## The problem
Tally the lines containing the word "Badan", and report the tally alone.

## Input rows
· · · · ·

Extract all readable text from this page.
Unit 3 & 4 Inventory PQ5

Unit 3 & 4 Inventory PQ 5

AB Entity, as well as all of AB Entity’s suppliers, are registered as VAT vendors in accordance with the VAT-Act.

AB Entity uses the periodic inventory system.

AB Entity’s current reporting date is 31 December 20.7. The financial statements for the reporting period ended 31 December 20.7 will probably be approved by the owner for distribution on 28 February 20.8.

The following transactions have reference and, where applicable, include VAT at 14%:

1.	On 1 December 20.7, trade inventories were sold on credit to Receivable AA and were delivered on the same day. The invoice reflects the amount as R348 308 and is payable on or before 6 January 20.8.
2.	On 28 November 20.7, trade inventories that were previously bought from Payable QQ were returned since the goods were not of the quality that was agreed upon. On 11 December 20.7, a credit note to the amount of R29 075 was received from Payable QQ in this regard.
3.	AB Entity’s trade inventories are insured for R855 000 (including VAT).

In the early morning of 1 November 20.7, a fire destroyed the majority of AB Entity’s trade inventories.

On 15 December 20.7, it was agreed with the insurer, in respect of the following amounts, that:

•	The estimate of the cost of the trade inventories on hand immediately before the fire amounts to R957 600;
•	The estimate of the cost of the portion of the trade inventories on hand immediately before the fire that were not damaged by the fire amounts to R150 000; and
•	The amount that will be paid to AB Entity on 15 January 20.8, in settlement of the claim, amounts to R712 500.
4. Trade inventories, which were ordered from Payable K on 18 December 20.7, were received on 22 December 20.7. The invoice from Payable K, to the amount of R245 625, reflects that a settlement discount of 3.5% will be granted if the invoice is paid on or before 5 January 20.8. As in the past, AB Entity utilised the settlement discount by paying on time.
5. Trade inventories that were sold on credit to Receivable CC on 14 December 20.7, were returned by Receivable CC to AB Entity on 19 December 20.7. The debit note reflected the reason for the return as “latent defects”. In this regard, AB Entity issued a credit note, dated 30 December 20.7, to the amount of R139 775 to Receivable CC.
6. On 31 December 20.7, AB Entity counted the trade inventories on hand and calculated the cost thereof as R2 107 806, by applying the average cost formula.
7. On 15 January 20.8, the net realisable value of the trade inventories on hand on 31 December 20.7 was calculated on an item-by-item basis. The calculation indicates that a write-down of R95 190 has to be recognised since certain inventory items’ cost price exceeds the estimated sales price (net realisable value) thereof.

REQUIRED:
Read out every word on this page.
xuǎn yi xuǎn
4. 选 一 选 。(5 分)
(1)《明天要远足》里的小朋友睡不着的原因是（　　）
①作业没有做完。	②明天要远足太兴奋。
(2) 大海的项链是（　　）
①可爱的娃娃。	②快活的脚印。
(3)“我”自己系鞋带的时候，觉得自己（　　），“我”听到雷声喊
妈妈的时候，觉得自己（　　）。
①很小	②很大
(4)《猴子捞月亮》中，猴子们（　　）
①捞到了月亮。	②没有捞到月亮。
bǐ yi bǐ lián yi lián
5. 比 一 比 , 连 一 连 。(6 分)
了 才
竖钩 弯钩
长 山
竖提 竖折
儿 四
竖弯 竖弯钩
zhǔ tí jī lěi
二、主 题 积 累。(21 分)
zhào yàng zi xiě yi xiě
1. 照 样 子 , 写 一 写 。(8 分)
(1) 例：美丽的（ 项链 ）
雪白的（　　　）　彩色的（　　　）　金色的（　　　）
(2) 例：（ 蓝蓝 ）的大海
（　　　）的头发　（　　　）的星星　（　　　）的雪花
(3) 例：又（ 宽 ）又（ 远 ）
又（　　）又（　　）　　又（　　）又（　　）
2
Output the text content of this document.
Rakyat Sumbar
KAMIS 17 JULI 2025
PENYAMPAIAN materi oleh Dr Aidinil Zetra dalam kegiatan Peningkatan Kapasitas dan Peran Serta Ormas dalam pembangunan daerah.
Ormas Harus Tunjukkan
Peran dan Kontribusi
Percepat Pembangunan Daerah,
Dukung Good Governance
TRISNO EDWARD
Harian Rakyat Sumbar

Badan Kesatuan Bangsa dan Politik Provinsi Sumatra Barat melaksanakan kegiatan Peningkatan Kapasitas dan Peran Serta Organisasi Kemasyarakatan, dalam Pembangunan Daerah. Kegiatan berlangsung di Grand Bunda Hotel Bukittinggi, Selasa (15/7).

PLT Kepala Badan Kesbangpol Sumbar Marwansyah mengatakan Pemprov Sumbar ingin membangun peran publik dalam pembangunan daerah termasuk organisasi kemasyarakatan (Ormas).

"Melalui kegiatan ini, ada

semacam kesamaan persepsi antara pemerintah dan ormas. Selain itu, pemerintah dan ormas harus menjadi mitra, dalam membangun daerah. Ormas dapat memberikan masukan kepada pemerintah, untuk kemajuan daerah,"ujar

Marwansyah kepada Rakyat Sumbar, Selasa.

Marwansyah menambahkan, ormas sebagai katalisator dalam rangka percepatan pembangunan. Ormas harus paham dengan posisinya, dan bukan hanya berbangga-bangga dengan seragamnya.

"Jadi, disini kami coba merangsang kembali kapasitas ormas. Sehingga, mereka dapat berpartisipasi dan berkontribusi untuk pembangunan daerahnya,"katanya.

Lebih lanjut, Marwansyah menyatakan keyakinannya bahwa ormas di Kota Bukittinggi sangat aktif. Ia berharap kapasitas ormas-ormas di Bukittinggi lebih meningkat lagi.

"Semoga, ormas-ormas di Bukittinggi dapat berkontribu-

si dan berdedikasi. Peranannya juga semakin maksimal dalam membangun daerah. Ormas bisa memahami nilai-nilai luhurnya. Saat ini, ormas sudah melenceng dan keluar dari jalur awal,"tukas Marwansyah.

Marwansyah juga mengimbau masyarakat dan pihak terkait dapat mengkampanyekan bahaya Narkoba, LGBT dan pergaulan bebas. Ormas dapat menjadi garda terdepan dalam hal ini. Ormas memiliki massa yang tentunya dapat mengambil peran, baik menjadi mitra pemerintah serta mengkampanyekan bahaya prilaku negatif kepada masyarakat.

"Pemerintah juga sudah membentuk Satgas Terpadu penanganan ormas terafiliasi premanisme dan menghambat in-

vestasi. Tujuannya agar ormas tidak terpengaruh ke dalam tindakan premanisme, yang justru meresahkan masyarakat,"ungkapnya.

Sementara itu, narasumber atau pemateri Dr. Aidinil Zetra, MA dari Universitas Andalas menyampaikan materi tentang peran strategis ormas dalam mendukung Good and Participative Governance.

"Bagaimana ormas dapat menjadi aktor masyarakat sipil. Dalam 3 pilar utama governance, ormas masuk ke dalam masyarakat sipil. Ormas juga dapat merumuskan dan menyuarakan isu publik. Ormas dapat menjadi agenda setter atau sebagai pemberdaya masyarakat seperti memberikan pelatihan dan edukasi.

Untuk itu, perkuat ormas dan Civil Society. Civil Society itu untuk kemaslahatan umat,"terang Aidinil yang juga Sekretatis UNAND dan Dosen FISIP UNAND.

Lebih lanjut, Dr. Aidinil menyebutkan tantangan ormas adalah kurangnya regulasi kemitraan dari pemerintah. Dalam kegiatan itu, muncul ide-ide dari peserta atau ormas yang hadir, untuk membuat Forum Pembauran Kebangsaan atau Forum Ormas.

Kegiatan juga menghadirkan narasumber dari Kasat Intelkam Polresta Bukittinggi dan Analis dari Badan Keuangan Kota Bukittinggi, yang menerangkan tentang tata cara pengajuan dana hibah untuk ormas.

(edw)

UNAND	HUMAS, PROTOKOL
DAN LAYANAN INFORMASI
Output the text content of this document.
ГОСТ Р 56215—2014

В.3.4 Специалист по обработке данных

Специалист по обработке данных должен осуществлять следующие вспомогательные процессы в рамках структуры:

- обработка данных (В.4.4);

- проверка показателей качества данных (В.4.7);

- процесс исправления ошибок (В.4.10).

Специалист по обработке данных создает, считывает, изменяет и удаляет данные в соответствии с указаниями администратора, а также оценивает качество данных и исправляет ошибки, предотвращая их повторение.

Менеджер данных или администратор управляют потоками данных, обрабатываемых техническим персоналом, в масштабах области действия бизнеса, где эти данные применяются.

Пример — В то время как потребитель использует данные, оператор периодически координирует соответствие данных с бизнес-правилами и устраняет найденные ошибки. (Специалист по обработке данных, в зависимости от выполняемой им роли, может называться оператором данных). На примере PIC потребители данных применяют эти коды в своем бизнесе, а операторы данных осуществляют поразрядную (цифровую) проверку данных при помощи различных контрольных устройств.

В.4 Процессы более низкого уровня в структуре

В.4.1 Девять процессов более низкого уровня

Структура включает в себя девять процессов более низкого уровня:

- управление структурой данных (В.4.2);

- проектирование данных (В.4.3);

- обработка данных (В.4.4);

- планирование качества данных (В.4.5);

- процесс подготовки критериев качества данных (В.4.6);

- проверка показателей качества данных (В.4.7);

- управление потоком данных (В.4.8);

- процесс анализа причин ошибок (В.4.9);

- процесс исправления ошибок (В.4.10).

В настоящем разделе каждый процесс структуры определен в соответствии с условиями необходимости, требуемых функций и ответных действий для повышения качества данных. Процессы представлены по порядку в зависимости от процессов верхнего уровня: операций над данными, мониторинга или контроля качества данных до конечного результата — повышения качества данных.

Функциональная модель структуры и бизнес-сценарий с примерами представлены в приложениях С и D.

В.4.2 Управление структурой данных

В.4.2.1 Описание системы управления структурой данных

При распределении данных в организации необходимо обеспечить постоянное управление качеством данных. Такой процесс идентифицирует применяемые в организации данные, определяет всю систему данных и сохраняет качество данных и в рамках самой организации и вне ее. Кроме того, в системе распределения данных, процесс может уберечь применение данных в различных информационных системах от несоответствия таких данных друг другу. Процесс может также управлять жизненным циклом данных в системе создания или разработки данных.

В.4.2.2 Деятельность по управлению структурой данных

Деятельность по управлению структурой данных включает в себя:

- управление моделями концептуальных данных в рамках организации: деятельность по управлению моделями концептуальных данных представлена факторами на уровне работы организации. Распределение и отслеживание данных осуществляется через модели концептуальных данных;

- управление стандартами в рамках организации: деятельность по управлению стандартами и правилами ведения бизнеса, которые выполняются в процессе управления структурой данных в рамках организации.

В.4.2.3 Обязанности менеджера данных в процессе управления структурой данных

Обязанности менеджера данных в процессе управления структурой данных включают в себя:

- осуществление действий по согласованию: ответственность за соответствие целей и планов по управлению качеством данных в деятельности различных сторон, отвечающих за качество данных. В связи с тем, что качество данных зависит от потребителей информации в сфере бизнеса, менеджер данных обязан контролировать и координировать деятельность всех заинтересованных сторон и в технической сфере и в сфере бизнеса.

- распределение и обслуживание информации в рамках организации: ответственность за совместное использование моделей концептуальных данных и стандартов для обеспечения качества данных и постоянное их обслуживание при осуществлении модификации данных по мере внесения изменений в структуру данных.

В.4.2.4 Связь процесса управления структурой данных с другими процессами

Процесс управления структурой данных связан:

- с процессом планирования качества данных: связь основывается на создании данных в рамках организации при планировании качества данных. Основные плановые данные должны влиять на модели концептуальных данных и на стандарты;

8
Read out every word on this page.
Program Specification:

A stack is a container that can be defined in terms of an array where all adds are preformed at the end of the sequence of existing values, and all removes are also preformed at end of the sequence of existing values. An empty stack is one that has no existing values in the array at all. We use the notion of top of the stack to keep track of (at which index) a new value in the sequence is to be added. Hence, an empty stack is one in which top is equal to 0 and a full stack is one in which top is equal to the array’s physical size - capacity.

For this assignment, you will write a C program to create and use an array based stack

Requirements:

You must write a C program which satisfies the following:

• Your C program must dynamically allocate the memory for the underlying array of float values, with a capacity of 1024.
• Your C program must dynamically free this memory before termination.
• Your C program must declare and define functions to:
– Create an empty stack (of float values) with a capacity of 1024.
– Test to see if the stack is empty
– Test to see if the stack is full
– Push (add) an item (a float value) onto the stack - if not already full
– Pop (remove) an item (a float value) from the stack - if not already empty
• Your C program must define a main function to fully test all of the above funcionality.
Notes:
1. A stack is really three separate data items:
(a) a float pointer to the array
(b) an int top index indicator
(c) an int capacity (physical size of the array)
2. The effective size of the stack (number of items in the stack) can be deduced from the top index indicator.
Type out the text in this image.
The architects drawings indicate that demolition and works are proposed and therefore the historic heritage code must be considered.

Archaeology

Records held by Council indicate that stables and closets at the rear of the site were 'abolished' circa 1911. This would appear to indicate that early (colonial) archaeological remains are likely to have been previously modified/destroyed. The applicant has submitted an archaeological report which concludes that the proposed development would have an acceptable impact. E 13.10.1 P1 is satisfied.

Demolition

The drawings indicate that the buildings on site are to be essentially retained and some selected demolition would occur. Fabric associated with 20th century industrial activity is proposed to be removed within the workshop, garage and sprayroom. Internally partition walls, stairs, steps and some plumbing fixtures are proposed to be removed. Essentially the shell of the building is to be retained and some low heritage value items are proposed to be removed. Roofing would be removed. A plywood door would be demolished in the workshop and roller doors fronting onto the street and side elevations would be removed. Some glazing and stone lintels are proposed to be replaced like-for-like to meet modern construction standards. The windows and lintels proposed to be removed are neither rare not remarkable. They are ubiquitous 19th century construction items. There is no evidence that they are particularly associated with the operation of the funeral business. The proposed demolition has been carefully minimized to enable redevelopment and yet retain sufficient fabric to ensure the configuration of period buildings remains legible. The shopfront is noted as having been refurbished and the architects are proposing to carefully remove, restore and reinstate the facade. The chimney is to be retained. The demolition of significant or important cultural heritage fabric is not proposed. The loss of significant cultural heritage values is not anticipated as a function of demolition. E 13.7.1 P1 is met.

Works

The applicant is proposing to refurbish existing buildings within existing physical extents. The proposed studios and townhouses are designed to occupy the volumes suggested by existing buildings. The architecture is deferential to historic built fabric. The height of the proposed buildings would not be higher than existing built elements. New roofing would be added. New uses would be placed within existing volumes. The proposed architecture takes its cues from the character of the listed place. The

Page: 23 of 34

· · · · ·

## Task output
3